Goal of the exercise: Quote every one of the rows below word for word, leaving none out.

Data entries:
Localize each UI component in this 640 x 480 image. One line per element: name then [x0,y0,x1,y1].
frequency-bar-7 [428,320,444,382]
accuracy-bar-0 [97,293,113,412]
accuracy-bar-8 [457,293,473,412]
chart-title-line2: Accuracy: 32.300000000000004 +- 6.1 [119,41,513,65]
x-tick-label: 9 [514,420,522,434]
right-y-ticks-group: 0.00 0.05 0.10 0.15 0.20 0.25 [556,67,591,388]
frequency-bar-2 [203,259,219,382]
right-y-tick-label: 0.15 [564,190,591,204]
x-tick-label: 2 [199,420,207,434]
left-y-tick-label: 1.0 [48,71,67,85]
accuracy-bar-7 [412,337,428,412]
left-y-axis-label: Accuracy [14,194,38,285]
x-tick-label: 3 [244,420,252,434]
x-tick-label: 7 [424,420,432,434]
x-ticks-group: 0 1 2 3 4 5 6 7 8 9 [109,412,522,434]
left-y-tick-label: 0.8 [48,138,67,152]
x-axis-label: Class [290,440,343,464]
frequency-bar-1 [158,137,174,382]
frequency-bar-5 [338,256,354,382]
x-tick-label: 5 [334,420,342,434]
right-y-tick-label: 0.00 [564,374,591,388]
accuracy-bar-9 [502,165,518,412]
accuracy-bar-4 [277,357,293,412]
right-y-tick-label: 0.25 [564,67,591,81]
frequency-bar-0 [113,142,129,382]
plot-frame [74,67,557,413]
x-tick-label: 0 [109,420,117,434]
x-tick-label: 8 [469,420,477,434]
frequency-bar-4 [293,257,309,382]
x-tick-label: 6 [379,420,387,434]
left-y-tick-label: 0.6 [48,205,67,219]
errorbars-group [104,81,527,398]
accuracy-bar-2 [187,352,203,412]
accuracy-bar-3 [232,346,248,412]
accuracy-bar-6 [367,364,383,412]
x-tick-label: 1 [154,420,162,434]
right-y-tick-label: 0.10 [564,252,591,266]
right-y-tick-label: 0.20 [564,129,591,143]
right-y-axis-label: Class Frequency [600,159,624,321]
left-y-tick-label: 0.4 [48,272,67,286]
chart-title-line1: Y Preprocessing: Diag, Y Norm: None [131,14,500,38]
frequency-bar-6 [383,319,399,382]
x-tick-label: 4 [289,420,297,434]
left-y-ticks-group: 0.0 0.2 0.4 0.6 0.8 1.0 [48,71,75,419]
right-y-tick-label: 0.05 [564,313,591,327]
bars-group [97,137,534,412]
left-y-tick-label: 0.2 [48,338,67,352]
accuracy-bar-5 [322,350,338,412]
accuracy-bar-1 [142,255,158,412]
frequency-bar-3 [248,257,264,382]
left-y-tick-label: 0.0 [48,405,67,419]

Answer to this problem:
Localize each UI component in this 640 x 480 image. One line per element: name then [x0,y0,x1,y1].
frequency-bar-7 [428,320,444,382]
accuracy-bar-0 [97,293,113,412]
accuracy-bar-8 [457,293,473,412]
chart-title-line2: Accuracy: 32.300000000000004 +- 6.1 [119,41,513,65]
x-tick-label: 9 [514,420,522,434]
right-y-ticks-group: 0.00 0.05 0.10 0.15 0.20 0.25 [556,67,591,388]
frequency-bar-2 [203,259,219,382]
right-y-tick-label: 0.15 [564,190,591,204]
x-tick-label: 2 [199,420,207,434]
left-y-tick-label: 1.0 [48,71,67,85]
accuracy-bar-7 [412,337,428,412]
left-y-axis-label: Accuracy [14,194,38,285]
x-tick-label: 3 [244,420,252,434]
x-tick-label: 7 [424,420,432,434]
x-ticks-group: 0 1 2 3 4 5 6 7 8 9 [109,412,522,434]
left-y-tick-label: 0.8 [48,138,67,152]
x-axis-label: Class [290,440,343,464]
frequency-bar-1 [158,137,174,382]
frequency-bar-5 [338,256,354,382]
x-tick-label: 5 [334,420,342,434]
right-y-tick-label: 0.00 [564,374,591,388]
accuracy-bar-9 [502,165,518,412]
accuracy-bar-4 [277,357,293,412]
right-y-tick-label: 0.25 [564,67,591,81]
frequency-bar-0 [113,142,129,382]
plot-frame [74,67,557,413]
x-tick-label: 0 [109,420,117,434]
x-tick-label: 8 [469,420,477,434]
frequency-bar-4 [293,257,309,382]
x-tick-label: 6 [379,420,387,434]
left-y-tick-label: 0.6 [48,205,67,219]
errorbars-group [104,81,527,398]
accuracy-bar-2 [187,352,203,412]
accuracy-bar-3 [232,346,248,412]
accuracy-bar-6 [367,364,383,412]
x-tick-label: 1 [154,420,162,434]
right-y-tick-label: 0.10 [564,252,591,266]
right-y-tick-label: 0.20 [564,129,591,143]
right-y-axis-label: Class Frequency [600,159,624,321]
left-y-tick-label: 0.4 [48,272,67,286]
chart-title-line1: Y Preprocessing: Diag, Y Norm: None [131,14,500,38]
frequency-bar-6 [383,319,399,382]
x-tick-label: 4 [289,420,297,434]
left-y-ticks-group: 0.0 0.2 0.4 0.6 0.8 1.0 [48,71,75,419]
right-y-tick-label: 0.05 [564,313,591,327]
bars-group [97,137,534,412]
left-y-tick-label: 0.2 [48,338,67,352]
accuracy-bar-5 [322,350,338,412]
accuracy-bar-1 [142,255,158,412]
frequency-bar-3 [248,257,264,382]
left-y-tick-label: 0.0 [48,405,67,419]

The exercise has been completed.